» Problem
Below are records; work out how many of their lines hold the string "Project" and give that number alone.

↓

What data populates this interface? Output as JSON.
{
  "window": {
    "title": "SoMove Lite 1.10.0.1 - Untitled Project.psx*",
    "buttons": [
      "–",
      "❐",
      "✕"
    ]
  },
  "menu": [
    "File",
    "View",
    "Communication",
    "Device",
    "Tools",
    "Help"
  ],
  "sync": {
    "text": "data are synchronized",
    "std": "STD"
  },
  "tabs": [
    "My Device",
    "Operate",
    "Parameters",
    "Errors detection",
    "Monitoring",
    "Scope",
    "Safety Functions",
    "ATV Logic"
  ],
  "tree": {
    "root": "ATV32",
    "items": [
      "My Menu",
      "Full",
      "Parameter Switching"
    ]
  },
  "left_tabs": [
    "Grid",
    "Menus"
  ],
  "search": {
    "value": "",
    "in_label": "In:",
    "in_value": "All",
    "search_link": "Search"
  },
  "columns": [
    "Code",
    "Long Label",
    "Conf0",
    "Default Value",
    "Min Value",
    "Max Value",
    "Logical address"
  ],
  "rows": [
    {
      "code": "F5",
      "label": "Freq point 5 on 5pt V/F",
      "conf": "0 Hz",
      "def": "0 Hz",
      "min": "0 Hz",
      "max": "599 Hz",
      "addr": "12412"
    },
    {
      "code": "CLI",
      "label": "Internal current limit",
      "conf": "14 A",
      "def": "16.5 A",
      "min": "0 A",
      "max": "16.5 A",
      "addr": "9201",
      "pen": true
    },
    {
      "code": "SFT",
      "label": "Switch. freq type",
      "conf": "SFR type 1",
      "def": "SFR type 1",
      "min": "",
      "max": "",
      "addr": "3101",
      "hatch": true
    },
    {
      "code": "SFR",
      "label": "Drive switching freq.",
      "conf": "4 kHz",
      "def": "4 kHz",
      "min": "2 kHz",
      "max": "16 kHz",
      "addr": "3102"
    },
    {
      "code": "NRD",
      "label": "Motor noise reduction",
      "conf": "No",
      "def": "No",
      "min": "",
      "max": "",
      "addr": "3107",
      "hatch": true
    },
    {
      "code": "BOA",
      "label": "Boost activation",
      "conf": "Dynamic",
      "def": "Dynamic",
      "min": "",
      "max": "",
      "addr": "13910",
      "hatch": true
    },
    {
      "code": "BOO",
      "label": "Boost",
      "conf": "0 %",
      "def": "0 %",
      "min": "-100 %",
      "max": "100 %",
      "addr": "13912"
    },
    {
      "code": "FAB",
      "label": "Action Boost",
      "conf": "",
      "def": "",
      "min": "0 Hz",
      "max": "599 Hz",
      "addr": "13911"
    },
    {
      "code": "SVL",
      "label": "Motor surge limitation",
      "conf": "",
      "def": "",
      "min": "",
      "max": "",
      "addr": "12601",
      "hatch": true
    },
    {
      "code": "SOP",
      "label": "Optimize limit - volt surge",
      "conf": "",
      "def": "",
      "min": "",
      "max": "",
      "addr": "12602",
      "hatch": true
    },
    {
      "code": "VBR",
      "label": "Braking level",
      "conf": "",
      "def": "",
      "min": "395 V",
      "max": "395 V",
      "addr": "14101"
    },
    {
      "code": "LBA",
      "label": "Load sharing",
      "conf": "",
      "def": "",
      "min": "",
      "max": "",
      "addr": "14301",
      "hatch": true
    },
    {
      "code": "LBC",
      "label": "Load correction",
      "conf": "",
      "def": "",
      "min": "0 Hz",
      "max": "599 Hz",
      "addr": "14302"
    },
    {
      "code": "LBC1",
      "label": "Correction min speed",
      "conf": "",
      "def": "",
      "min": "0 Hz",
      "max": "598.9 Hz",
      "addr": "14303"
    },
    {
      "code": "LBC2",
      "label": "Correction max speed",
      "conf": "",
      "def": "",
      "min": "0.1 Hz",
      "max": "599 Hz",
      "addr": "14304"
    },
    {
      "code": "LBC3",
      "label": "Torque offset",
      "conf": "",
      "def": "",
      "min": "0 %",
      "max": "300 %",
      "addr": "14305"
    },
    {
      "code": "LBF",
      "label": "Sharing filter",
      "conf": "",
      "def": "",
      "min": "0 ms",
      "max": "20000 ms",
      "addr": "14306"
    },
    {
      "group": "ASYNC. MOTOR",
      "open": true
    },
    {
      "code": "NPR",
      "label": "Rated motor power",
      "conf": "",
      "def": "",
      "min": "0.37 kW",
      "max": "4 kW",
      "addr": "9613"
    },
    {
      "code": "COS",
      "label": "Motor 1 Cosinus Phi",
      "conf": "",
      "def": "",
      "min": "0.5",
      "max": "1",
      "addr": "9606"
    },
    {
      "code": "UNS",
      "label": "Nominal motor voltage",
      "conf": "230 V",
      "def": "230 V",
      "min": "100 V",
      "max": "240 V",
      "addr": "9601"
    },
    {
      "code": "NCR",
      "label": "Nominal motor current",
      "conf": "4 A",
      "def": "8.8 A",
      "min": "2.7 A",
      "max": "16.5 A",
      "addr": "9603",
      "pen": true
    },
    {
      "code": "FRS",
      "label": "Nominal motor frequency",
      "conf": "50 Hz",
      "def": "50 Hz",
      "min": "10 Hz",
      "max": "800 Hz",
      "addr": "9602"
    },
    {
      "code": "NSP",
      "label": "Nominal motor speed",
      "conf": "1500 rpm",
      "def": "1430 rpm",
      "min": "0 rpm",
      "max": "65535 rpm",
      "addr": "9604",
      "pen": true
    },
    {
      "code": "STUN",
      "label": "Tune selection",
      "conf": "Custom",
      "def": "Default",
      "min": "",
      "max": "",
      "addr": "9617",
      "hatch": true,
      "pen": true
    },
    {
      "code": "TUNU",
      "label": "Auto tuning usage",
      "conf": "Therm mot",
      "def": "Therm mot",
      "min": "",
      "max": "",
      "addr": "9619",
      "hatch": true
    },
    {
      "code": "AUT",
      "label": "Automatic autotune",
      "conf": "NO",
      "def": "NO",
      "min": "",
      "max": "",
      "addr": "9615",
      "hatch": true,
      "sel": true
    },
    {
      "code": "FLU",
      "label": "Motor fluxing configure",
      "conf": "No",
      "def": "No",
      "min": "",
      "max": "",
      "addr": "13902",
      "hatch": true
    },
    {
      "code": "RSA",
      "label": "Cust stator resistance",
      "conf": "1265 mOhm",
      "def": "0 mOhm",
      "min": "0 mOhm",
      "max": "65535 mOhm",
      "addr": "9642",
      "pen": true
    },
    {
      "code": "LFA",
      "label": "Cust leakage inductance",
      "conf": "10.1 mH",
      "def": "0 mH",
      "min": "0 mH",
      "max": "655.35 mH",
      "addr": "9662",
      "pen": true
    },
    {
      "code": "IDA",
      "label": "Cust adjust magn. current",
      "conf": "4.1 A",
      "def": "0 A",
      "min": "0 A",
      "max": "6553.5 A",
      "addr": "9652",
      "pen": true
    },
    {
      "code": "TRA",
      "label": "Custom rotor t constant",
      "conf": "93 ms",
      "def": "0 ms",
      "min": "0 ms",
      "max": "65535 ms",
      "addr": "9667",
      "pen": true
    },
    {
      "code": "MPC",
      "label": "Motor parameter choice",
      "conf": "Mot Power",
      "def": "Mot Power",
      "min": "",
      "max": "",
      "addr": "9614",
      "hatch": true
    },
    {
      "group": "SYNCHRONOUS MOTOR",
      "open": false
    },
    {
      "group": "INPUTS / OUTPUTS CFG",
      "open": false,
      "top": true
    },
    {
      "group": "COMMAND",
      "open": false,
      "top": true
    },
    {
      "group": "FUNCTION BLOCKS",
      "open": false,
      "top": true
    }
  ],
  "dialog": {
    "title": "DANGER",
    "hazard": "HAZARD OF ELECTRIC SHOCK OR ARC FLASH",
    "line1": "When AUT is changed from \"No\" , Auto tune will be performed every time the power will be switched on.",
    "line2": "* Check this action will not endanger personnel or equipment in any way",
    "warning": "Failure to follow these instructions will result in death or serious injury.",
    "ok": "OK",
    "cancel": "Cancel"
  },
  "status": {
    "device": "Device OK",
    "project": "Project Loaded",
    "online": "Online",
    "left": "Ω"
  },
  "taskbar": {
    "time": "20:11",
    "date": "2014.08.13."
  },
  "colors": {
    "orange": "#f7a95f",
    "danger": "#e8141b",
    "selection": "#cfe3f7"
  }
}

↑

» Completed task
2